* [EXERCISE PROMPT] Print every entry, word for word, and skip the images.
______
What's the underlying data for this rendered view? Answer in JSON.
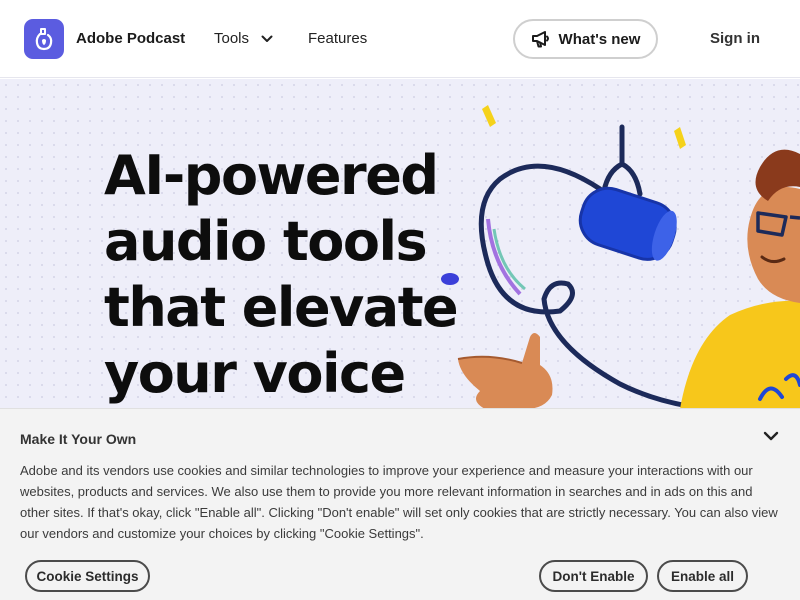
{
  "header": {
    "brand": "Adobe Podcast",
    "logo_icon": "podcast-logo-icon",
    "nav": {
      "tools_label": "Tools",
      "features_label": "Features"
    },
    "whats_new_label": "What's new",
    "sign_in_label": "Sign in"
  },
  "hero": {
    "title_lines": [
      "AI-powered",
      "audio tools",
      "that elevate",
      "your voice"
    ],
    "illustration": "microphone-person-illustration"
  },
  "cookie_banner": {
    "title": "Make It Your Own",
    "body": "Adobe and its vendors use cookies and similar technologies to improve your experience and measure your interactions with our websites, products and services. We also use them to provide you more relevant information in searches and in ads on this and other sites. If that's okay, click \"Enable all\". Clicking \"Don't enable\" will set only cookies that are strictly necessary. You can also view our vendors and customize your choices by clicking \"Cookie Settings\".",
    "cookie_settings_label": "Cookie Settings",
    "dont_enable_label": "Don't Enable",
    "enable_all_label": "Enable all"
  },
  "colors": {
    "logo_bg": "#5b5ce0",
    "hero_bg": "#eeeef9",
    "mic_blue": "#1f47d6",
    "shirt_yellow": "#f7c71b",
    "skin": "#d98a55",
    "cable": "#1c2a5a"
  }
}
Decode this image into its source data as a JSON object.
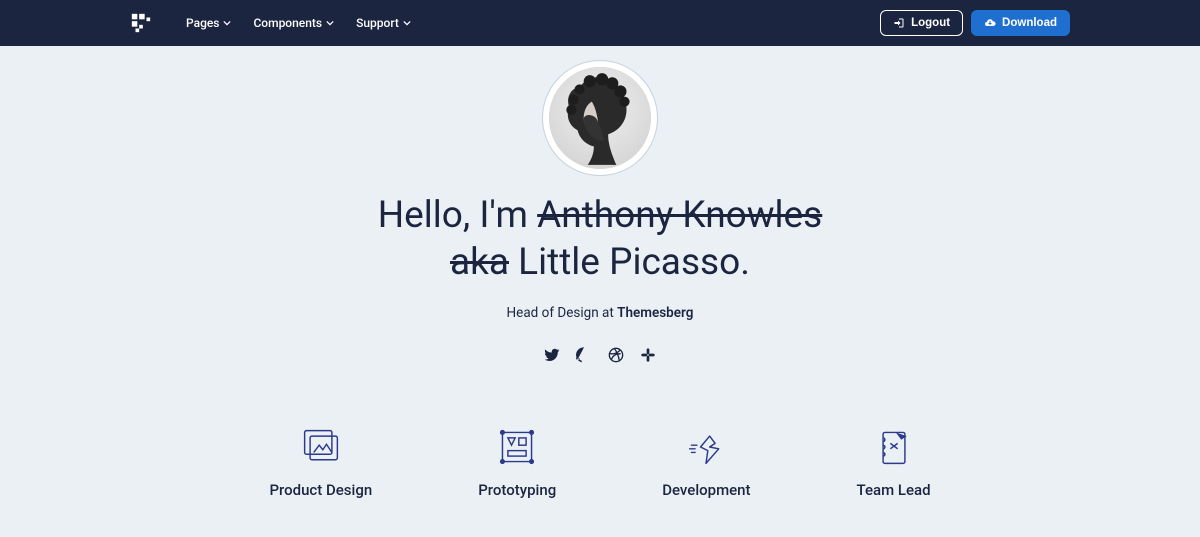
______
* [SOLUTION TO THIS EXERCISE]
What's the underlying data for this rendered view? Answer in JSON.
{
  "header": {
    "brand": "Adobe Podcast",
    "logo_icon": "podcast-logo-icon",
    "nav": {
      "tools_label": "Tools",
      "features_label": "Features"
    },
    "whats_new_label": "What's new",
    "sign_in_label": "Sign in"
  },
  "hero": {
    "title_lines": [
      "AI-powered",
      "audio tools",
      "that elevate",
      "your voice"
    ],
    "illustration": "microphone-person-illustration"
  },
  "cookie_banner": {
    "title": "Make It Your Own",
    "body": "Adobe and its vendors use cookies and similar technologies to improve your experience and measure your interactions with our websites, products and services. We also use them to provide you more relevant information in searches and in ads on this and other sites. If that's okay, click \"Enable all\". Clicking \"Don't enable\" will set only cookies that are strictly necessary. You can also view our vendors and customize your choices by clicking \"Cookie Settings\".",
    "cookie_settings_label": "Cookie Settings",
    "dont_enable_label": "Don't Enable",
    "enable_all_label": "Enable all"
  },
  "colors": {
    "logo_bg": "#5b5ce0",
    "hero_bg": "#eeeef9",
    "mic_blue": "#1f47d6",
    "shirt_yellow": "#f7c71b",
    "skin": "#d98a55",
    "cable": "#1c2a5a"
  }
}
Decode this image into its source data as a JSON object.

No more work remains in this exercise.